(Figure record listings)
_ _ _ _ _
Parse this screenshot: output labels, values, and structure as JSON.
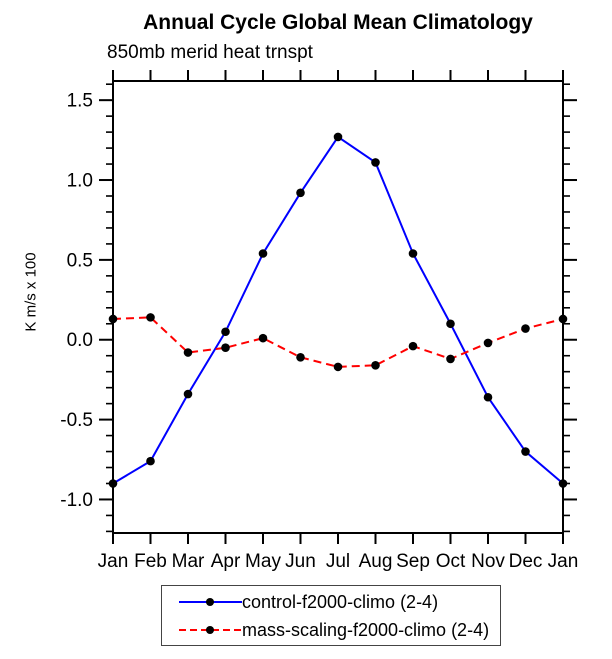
{
  "page": {
    "title": "Annual Cycle Global Mean Climatology",
    "subtitle": "850mb merid heat trnspt"
  },
  "chart_data": {
    "type": "line",
    "title": "Annual Cycle Global Mean Climatology",
    "subtitle": "850mb merid heat trnspt",
    "xlabel": "",
    "ylabel": "K m/s x 100",
    "categories": [
      "Jan",
      "Feb",
      "Mar",
      "Apr",
      "May",
      "Jun",
      "Jul",
      "Aug",
      "Sep",
      "Oct",
      "Nov",
      "Dec",
      "Jan"
    ],
    "ylim": [
      -1.21,
      1.62
    ],
    "yticks_major": [
      -1.0,
      -0.5,
      0.0,
      0.5,
      1.0,
      1.5
    ],
    "ytick_labels": [
      "-1.0",
      "-0.5",
      "0.0",
      "0.5",
      "1.0",
      "1.5"
    ],
    "ytick_minor_step": 0.1,
    "grid": false,
    "legend_position": "bottom-center",
    "frame_color": "#000000",
    "marker": {
      "shape": "circle",
      "color": "#000000",
      "radius": 4.3
    },
    "series": [
      {
        "name": "control-f2000-climo (2-4)",
        "color": "#0000ff",
        "style": "solid",
        "values": [
          -0.9,
          -0.76,
          -0.34,
          0.05,
          0.54,
          0.92,
          1.27,
          1.11,
          0.54,
          0.1,
          -0.36,
          -0.7,
          -0.9
        ]
      },
      {
        "name": "mass-scaling-f2000-climo (2-4)",
        "color": "#ff0000",
        "style": "dashed",
        "values": [
          0.13,
          0.14,
          -0.08,
          -0.05,
          0.01,
          -0.11,
          -0.17,
          -0.16,
          -0.04,
          -0.12,
          -0.02,
          0.07,
          0.13
        ]
      }
    ]
  }
}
_ _ _ _ _
__INSTRUCTION__
Every line above that contains the word "climo" should be reported.

__SOLVED EXERCISE__
        "name": "control-f2000-climo (2-4)",
        "name": "mass-scaling-f2000-climo (2-4)",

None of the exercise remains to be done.